• [REQUIRED TASK] Reproduce the records below in full and word for word, excluding pictures.

• [ENTRIES SUPPLIED]
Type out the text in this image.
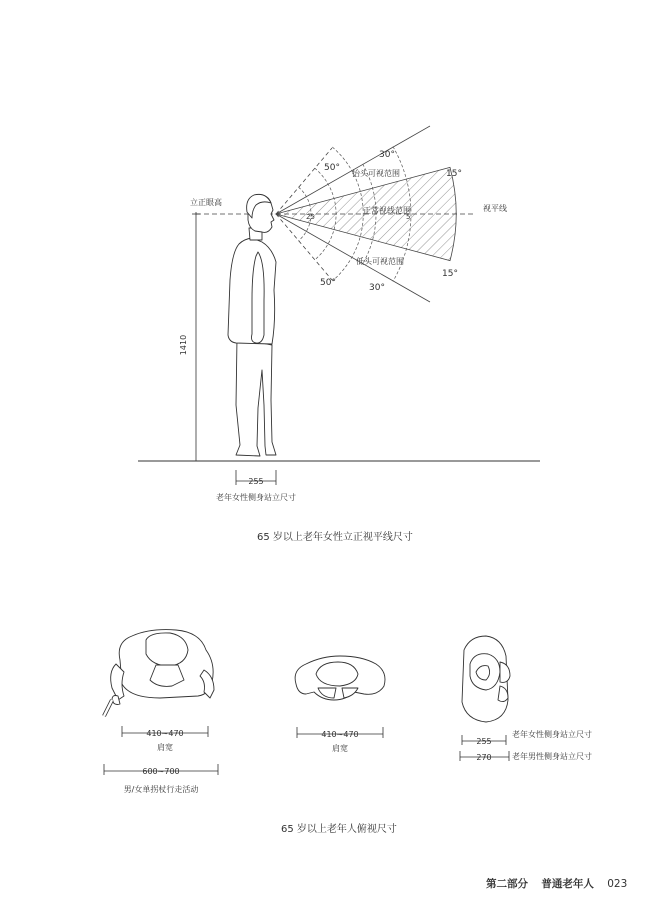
立正眼高
1410
255
老年女性侧身站立尺寸
视平线
抬头可视范围
正常视线范围
低头可视范围
50°
30°
15°
50°	30°
15°
25	5
410~470
肩宽
600~700
男/女单拐杖行走活动
410~470
肩宽
255
老年女性侧身站立尺寸
270	老年男性侧身站立尺寸
65 岁以上老年女性立正视平线尺寸
65 岁以上老年人俯视尺寸
第二部分 普通老年人 023
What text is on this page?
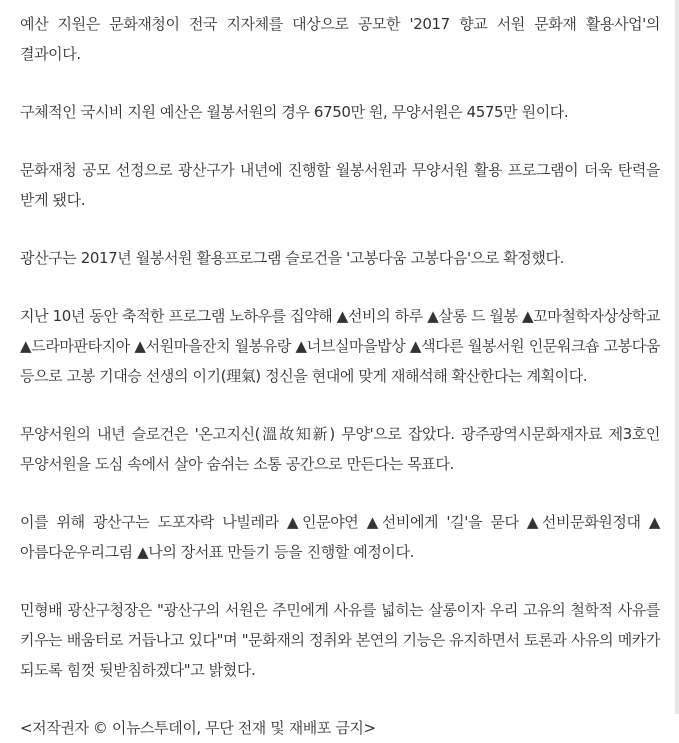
예산 지원은 문화재청이 전국 지자체를 대상으로 공모한 '2017 향교 서원 문화재 활용사업'의 결과이다.

구체적인 국시비 지원 예산은 월봉서원의 경우 6750만 원, 무양서원은 4575만 원이다.

문화재청 공모 선정으로 광산구가 내년에 진행할 월봉서원과 무양서원 활용 프로그램이 더욱 탄력을 받게 됐다.

광산구는 2017년 월봉서원 활용프로그램 슬로건을 '고봉다움 고봉다음'으로 확정했다.

지난 10년 동안 축적한 프로그램 노하우를 집약해 ▲선비의 하루 ▲살롱 드 월봉 ▲꼬마철학자상상학교 ▲드라마판타지아 ▲서원마을잔치 월봉유랑 ▲너브실마을밥상 ▲색다른 월봉서원 인문워크숍 고봉다움 등으로 고봉 기대승 선생의 이기(理氣) 정신을 현대에 맞게 재해석해 확산한다는 계획이다.

무양서원의 내년 슬로건은 '온고지신(溫故知新) 무양'으로 잡았다. 광주광역시문화재자료 제3호인 무양서원을 도심 속에서 살아 숨쉬는 소통 공간으로 만든다는 목표다.

이를 위해 광산구는 도포자락 나빌레라 ▲인문야연 ▲선비에게 '길'을 묻다 ▲선비문화원정대 ▲아름다운우리그림 ▲나의 장서표 만들기 등을 진행할 예정이다.

민형배 광산구청장은 "광산구의 서원은 주민에게 사유를 넓히는 살롱이자 우리 고유의 철학적 사유를 키우는 배움터로 거듭나고 있다"며 "문화재의 정취와 본연의 기능은 유지하면서 토론과 사유의 메카가 되도록 힘껏 뒷받침하겠다"고 밝혔다.

<저작권자 © 이뉴스투데이, 무단 전재 및 재배포 금지>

• [SOLUTION]
Type out the text in this image.
立正眼高
1410
255
老年女性侧身站立尺寸
视平线
抬头可视范围
正常视线范围
低头可视范围
50°
30°
15°
50°	30°
15°
25	5
410~470
肩宽
600~700
男/女单拐杖行走活动
410~470
肩宽
255
老年女性侧身站立尺寸
270	老年男性侧身站立尺寸
65 岁以上老年女性立正视平线尺寸
65 岁以上老年人俯视尺寸
第二部分 普通老年人 023
What text is on this page?
예산 지원은 문화재청이 전국 지자체를 대상으로 공모한 '2017 향교 서원 문화재 활용사업'의 결과이다.

구체적인 국시비 지원 예산은 월봉서원의 경우 6750만 원, 무양서원은 4575만 원이다.

문화재청 공모 선정으로 광산구가 내년에 진행할 월봉서원과 무양서원 활용 프로그램이 더욱 탄력을 받게 됐다.

광산구는 2017년 월봉서원 활용프로그램 슬로건을 '고봉다움 고봉다음'으로 확정했다.

지난 10년 동안 축적한 프로그램 노하우를 집약해 ▲선비의 하루 ▲살롱 드 월봉 ▲꼬마철학자상상학교 ▲드라마판타지아 ▲서원마을잔치 월봉유랑 ▲너브실마을밥상 ▲색다른 월봉서원 인문워크숍 고봉다움 등으로 고봉 기대승 선생의 이기(理氣) 정신을 현대에 맞게 재해석해 확산한다는 계획이다.

무양서원의 내년 슬로건은 '온고지신(溫故知新) 무양'으로 잡았다. 광주광역시문화재자료 제3호인 무양서원을 도심 속에서 살아 숨쉬는 소통 공간으로 만든다는 목표다.

이를 위해 광산구는 도포자락 나빌레라 ▲인문야연 ▲선비에게 '길'을 묻다 ▲선비문화원정대 ▲아름다운우리그림 ▲나의 장서표 만들기 등을 진행할 예정이다.

민형배 광산구청장은 "광산구의 서원은 주민에게 사유를 넓히는 살롱이자 우리 고유의 철학적 사유를 키우는 배움터로 거듭나고 있다"며 "문화재의 정취와 본연의 기능은 유지하면서 토론과 사유의 메카가 되도록 힘껏 뒷받침하겠다"고 밝혔다.

<저작권자 © 이뉴스투데이, 무단 전재 및 재배포 금지>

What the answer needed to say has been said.